Problems to work on:
• a. List every effect that the confidentiality agreement excerpt, in its sentences beginning "Nothing contained in this Agreement shall," says the Agreement will not have.
• b. Write the next part of the confidentiality agreement excerpt, picking up after its final sentence.

##### Source text

7. This Agreement shall continue in full force and effect for so long as the parties continue to exchange Confidential Information. This Agreement may be terminated by either party at any time upon thirty (30) days written notice to the other party, however its terms shall survive the termination of this Agreement for a period of five (5) years from the date of such termination.
8. Each party recognizes that the disclosure of the other party’s Confidential Information may give rise to irreparable injury and acknowledges that remedies other than injunctive relief will not be adequate. Accordingly, each party shall have the right to seek equitable and injunctive relief (without the need to post a bond or other security) to prevent the unauthorized disclosure of its Confidential Information, as well as such damages or other relief as may be available in law or equity for any unauthorized use or disclosure of such information.
9. Nothing contained in this Agreement shall entitle a party to rely on the other or its advisors, or require a party to enter into any agreement or transaction, or preclude a party from entering into any agreement or transaction or pursuing its lines of business, or obligate either party to the other party in any other way, except as expressly provided in this Agreement or in any other written agreement existing or entered into by the parties hereafter. Nothing contained in this Agreement shall compel either party to furnish information to the other party or to negotiate any transaction.

##########
##### Provided information

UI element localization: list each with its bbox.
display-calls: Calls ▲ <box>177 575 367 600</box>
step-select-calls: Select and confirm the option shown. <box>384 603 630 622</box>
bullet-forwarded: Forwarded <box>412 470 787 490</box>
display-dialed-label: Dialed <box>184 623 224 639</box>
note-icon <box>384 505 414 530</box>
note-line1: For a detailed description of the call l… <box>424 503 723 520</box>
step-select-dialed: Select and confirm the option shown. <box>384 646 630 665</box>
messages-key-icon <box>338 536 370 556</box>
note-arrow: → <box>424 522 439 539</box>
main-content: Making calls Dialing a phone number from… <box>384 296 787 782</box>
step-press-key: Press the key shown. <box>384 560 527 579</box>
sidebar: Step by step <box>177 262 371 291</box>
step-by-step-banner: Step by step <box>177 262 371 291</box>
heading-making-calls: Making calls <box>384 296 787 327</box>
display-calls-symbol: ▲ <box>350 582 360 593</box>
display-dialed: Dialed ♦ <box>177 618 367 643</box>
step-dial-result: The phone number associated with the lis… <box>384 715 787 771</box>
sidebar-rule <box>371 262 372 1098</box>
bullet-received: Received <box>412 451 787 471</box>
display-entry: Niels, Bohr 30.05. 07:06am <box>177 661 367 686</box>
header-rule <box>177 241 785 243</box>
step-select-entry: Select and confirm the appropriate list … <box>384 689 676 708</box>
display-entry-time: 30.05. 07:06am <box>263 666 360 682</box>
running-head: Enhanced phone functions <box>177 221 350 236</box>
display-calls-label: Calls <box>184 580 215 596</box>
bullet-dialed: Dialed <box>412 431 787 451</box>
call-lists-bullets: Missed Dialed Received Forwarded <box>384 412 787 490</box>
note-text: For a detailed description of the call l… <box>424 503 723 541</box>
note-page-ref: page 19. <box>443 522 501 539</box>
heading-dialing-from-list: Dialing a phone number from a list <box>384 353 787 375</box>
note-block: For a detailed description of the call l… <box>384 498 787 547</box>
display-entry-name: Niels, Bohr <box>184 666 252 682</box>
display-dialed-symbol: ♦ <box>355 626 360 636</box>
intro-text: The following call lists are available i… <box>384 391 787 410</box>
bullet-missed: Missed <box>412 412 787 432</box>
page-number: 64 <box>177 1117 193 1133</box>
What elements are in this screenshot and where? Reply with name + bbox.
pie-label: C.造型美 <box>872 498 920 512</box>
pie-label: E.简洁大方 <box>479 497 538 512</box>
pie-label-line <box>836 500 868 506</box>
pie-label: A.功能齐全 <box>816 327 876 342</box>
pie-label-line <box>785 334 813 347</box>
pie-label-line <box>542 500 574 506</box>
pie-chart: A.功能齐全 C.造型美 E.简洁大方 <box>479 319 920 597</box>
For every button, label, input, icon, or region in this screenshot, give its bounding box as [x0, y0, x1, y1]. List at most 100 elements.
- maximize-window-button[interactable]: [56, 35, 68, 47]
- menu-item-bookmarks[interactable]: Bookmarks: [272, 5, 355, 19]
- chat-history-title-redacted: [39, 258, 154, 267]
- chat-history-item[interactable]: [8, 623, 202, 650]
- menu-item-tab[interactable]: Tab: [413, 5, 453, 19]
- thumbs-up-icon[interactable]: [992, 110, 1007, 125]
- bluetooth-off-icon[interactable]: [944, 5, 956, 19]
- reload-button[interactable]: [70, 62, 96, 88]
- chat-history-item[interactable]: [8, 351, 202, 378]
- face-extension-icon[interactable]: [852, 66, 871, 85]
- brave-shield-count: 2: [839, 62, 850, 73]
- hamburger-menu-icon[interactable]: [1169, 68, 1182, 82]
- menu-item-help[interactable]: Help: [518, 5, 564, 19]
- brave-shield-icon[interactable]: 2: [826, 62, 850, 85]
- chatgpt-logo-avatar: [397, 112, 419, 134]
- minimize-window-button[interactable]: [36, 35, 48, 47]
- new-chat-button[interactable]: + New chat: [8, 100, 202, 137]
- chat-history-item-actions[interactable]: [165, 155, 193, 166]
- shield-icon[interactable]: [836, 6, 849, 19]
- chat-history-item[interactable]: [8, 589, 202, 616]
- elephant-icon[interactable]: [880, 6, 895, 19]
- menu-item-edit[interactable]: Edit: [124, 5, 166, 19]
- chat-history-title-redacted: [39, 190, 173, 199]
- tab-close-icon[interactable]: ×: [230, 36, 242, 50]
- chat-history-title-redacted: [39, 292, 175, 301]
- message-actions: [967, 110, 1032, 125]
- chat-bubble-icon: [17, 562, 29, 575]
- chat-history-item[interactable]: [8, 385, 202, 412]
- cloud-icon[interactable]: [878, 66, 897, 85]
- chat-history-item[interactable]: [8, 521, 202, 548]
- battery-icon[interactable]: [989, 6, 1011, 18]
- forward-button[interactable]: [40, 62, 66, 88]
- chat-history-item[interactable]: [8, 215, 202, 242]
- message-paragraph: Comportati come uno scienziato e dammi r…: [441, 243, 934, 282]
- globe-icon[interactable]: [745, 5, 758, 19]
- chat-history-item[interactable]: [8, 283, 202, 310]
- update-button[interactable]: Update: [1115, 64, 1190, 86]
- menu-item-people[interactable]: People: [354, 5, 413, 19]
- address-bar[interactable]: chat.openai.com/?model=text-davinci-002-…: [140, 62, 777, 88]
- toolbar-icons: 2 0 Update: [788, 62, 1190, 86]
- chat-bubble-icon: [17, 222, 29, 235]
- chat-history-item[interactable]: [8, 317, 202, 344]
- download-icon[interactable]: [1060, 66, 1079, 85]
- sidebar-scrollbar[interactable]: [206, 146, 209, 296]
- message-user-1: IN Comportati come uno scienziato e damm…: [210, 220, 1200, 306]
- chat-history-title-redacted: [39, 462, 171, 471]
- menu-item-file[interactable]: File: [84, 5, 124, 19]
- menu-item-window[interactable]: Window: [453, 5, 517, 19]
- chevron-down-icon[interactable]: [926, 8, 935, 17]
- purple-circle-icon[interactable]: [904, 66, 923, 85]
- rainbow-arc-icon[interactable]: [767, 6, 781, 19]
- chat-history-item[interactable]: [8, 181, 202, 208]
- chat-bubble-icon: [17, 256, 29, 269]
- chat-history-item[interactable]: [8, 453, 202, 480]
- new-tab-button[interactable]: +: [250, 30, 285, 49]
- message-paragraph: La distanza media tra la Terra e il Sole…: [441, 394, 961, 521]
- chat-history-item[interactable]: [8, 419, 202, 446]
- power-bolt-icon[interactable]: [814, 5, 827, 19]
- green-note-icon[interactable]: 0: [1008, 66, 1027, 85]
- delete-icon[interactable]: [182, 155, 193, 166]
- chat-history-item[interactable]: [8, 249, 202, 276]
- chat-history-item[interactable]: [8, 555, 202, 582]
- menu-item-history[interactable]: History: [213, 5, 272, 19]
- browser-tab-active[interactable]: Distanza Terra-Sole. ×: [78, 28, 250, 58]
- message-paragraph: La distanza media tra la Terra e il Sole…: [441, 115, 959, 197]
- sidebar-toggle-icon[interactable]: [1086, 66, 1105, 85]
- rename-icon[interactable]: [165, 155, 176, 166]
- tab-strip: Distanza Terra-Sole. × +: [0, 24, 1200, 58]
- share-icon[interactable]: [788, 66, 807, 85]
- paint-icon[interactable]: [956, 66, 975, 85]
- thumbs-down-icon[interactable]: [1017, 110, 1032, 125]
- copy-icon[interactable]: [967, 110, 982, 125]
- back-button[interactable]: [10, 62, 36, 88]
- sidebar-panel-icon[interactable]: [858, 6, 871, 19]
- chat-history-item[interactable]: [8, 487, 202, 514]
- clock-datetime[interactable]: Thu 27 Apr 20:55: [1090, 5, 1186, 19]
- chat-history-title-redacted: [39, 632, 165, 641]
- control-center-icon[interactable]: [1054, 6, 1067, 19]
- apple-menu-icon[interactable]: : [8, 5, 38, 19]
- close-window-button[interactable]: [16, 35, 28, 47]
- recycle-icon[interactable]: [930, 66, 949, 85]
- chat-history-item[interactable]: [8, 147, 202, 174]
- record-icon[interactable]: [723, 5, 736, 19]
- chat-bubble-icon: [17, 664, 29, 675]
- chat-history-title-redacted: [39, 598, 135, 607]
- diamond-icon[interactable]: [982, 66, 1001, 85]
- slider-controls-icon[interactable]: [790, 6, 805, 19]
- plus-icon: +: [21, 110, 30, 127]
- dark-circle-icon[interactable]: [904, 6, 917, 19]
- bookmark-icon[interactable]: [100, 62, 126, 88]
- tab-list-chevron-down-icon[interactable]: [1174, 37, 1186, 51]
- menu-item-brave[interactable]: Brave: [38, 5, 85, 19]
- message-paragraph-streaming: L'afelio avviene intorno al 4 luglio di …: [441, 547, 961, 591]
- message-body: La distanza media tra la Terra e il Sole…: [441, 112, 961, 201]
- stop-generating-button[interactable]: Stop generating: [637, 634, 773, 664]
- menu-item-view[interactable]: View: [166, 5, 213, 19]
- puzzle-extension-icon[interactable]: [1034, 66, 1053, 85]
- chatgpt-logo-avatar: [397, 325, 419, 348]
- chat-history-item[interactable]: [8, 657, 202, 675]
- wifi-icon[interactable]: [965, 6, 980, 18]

##########

Answers for the tasks:
• a.
- Entitle a party to rely on the other or its advisors
- Require a party to enter into any agreement or transaction
- Preclude a party from entering into any agreement or transaction or pursuing its lines of business
- Obligate either party to the other party in any other way, except as expressly provided in this Agreement or in any other written agreement existing or entered into by the parties hereafter
- Compel either party to furnish information to the other party
- Compel either party to negotiate any transaction

• b.
10. If any provision of this Agreement is found by a proper authority to be unenforceable or invalid, such enforceability or invalidity shall not render this Agreement unenforceable or invalid as a whole and in such event, such provision shall be changed and interpreted so as to best accomplish the objectives of such unenforceable or invalid provision within the limits of applicable law or applicable court decisions.
11. No delay or omission by a party to exercise any right or power it has under this Agreement shall impair or be construed as a waiver of such right or power. A waiver by either party of any breach or covenant shall not be construed to be a waiver of any succeeding breach or any other covenant.
12. Any notice required or permitted hereunder shall be given in writing and shall be deemed effectively given to the party to be notified: (a) upon personal delivery to the party; (b) one (1) business day following deposit for delivery to the party for delivery within the United States with a nationally recognized overnight courier; (c) for delivery to the party via registered or certified mail, three (3) business days after deposit with the U.S. Post Office for mailing or (d) upon confirmation of facsimile transmission, at the time noted on such confirmation sheet to the party. In all cases, notice shall be made to the party at the location specified on the signature page of this Agreement. Each of the parties to this Agreement may change the location for notice by giving notice to the other party in accordance with the notice provisions contained in this paragraph.
13. This Agreement shall be governed by and construed in accordance with the internal laws of the State of California, U.S.A. without reference to conflict of law principles. Any disputes under this Agreement may be brought in the state courts or the Federal courts located in Alameda County, and the parties hereby consent to the exclusive subject matter personal jurisdiction and venue of these courts. This Agreement may not be amended except in writing signed by both parties hereto.
14. Neither party shall knowingly communicate any information to the other in violation of the rights of any third party.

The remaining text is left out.